◆ DIRECTIVE ◆
Write out every line of the rows below character for character, without changing anything.

Region and label listings:
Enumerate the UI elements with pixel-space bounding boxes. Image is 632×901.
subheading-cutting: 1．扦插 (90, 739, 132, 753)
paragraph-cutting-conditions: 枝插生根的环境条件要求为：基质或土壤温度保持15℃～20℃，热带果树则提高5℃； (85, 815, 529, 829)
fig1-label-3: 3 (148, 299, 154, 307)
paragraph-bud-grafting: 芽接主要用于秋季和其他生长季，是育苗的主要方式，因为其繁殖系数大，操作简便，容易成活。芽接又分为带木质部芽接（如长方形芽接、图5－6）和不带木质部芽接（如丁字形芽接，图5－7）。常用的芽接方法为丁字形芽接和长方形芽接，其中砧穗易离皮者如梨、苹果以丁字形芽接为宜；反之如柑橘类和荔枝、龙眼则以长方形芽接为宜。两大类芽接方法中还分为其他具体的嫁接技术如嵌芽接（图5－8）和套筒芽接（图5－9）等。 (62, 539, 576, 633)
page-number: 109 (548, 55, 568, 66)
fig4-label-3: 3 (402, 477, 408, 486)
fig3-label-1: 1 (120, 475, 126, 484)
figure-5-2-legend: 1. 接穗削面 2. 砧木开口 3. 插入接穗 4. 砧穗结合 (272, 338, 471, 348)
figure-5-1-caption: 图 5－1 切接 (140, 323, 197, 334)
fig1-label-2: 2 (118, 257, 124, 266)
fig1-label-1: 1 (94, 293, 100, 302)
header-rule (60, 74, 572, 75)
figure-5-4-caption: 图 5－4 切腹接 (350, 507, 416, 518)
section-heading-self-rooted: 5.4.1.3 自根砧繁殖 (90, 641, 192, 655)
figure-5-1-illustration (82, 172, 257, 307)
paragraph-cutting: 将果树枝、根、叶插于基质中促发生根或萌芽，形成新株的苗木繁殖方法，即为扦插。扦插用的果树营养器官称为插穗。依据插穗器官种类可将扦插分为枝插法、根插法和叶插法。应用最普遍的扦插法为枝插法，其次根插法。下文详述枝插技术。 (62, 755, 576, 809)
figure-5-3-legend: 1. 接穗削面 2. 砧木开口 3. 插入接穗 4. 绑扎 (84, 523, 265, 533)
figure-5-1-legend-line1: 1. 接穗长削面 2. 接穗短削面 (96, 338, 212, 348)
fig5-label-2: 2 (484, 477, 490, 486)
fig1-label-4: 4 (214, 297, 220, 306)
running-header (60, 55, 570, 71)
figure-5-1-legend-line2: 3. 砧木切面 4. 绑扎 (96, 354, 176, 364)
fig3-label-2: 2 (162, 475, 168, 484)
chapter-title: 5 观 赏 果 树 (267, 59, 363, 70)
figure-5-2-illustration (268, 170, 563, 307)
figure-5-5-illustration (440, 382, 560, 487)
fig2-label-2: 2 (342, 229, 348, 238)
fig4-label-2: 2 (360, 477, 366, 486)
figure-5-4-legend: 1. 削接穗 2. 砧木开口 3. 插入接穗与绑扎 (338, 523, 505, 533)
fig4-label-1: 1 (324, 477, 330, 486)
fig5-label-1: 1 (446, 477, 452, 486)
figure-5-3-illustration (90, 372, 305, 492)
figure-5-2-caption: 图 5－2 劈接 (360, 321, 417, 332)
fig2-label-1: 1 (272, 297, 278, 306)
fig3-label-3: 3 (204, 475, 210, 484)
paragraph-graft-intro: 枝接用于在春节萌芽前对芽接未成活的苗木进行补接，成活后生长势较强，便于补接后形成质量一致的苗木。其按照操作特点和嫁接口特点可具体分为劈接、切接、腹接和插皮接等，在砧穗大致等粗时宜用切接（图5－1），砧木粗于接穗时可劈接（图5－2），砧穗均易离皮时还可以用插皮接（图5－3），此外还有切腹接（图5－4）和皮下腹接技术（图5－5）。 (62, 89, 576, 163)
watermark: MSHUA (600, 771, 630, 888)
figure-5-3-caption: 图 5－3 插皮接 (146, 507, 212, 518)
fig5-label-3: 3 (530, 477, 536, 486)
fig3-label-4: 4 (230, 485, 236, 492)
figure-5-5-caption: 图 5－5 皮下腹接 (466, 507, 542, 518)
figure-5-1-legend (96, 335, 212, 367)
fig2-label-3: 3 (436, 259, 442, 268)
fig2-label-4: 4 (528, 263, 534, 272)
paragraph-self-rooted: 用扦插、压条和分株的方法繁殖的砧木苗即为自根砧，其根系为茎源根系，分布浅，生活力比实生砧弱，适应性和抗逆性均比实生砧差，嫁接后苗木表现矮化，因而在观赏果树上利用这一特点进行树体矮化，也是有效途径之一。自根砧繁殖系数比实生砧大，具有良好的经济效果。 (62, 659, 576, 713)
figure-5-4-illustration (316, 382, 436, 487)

◆ WRITTEN RESPONSE ◆
Enumerate the UI elements with pixel-space bounding boxes. Image is 632×901.
subheading-cutting: 1．扦插 (90, 739, 132, 753)
paragraph-cutting-conditions: 枝插生根的环境条件要求为：基质或土壤温度保持15℃～20℃，热带果树则提高5℃； (85, 815, 529, 829)
fig1-label-3: 3 (148, 299, 154, 307)
paragraph-bud-grafting: 芽接主要用于秋季和其他生长季，是育苗的主要方式，因为其繁殖系数大，操作简便，容易成活。芽接又分为带木质部芽接（如长方形芽接、图5－6）和不带木质部芽接（如丁字形芽接，图5－7）。常用的芽接方法为丁字形芽接和长方形芽接，其中砧穗易离皮者如梨、苹果以丁字形芽接为宜；反之如柑橘类和荔枝、龙眼则以长方形芽接为宜。两大类芽接方法中还分为其他具体的嫁接技术如嵌芽接（图5－8）和套筒芽接（图5－9）等。 (62, 539, 576, 633)
page-number: 109 (548, 55, 568, 66)
fig4-label-3: 3 (402, 477, 408, 486)
fig3-label-1: 1 (120, 475, 126, 484)
figure-5-2-legend: 1. 接穗削面 2. 砧木开口 3. 插入接穗 4. 砧穗结合 (272, 338, 471, 348)
figure-5-1-caption: 图 5－1 切接 (140, 323, 197, 334)
fig1-label-2: 2 (118, 257, 124, 266)
fig1-label-1: 1 (94, 293, 100, 302)
header-rule (60, 74, 572, 75)
figure-5-4-caption: 图 5－4 切腹接 (350, 507, 416, 518)
section-heading-self-rooted: 5.4.1.3 自根砧繁殖 (90, 641, 192, 655)
figure-5-1-illustration (82, 172, 257, 307)
paragraph-cutting: 将果树枝、根、叶插于基质中促发生根或萌芽，形成新株的苗木繁殖方法，即为扦插。扦插用的果树营养器官称为插穗。依据插穗器官种类可将扦插分为枝插法、根插法和叶插法。应用最普遍的扦插法为枝插法，其次根插法。下文详述枝插技术。 (62, 755, 576, 809)
figure-5-3-legend: 1. 接穗削面 2. 砧木开口 3. 插入接穗 4. 绑扎 (84, 523, 265, 533)
figure-5-1-legend-line1: 1. 接穗长削面 2. 接穗短削面 (96, 338, 212, 348)
fig5-label-2: 2 (484, 477, 490, 486)
fig1-label-4: 4 (214, 297, 220, 306)
running-header (60, 55, 570, 71)
figure-5-1-legend-line2: 3. 砧木切面 4. 绑扎 (96, 354, 176, 364)
fig3-label-2: 2 (162, 475, 168, 484)
chapter-title: 5 观 赏 果 树 (267, 59, 363, 70)
figure-5-2-illustration (268, 170, 563, 307)
figure-5-5-illustration (440, 382, 560, 487)
fig2-label-2: 2 (342, 229, 348, 238)
fig4-label-2: 2 (360, 477, 366, 486)
figure-5-4-legend: 1. 削接穗 2. 砧木开口 3. 插入接穗与绑扎 (338, 523, 505, 533)
fig4-label-1: 1 (324, 477, 330, 486)
fig5-label-1: 1 (446, 477, 452, 486)
figure-5-3-illustration (90, 372, 305, 492)
figure-5-2-caption: 图 5－2 劈接 (360, 321, 417, 332)
fig2-label-1: 1 (272, 297, 278, 306)
fig3-label-3: 3 (204, 475, 210, 484)
paragraph-graft-intro: 枝接用于在春节萌芽前对芽接未成活的苗木进行补接，成活后生长势较强，便于补接后形成质量一致的苗木。其按照操作特点和嫁接口特点可具体分为劈接、切接、腹接和插皮接等，在砧穗大致等粗时宜用切接（图5－1），砧木粗于接穗时可劈接（图5－2），砧穗均易离皮时还可以用插皮接（图5－3），此外还有切腹接（图5－4）和皮下腹接技术（图5－5）。 (62, 89, 576, 163)
watermark: MSHUA (600, 771, 630, 888)
figure-5-3-caption: 图 5－3 插皮接 (146, 507, 212, 518)
fig5-label-3: 3 (530, 477, 536, 486)
fig3-label-4: 4 (230, 485, 236, 492)
figure-5-5-caption: 图 5－5 皮下腹接 (466, 507, 542, 518)
figure-5-1-legend (96, 335, 212, 367)
fig2-label-3: 3 (436, 259, 442, 268)
fig2-label-4: 4 (528, 263, 534, 272)
paragraph-self-rooted: 用扦插、压条和分株的方法繁殖的砧木苗即为自根砧，其根系为茎源根系，分布浅，生活力比实生砧弱，适应性和抗逆性均比实生砧差，嫁接后苗木表现矮化，因而在观赏果树上利用这一特点进行树体矮化，也是有效途径之一。自根砧繁殖系数比实生砧大，具有良好的经济效果。 (62, 659, 576, 713)
figure-5-4-illustration (316, 382, 436, 487)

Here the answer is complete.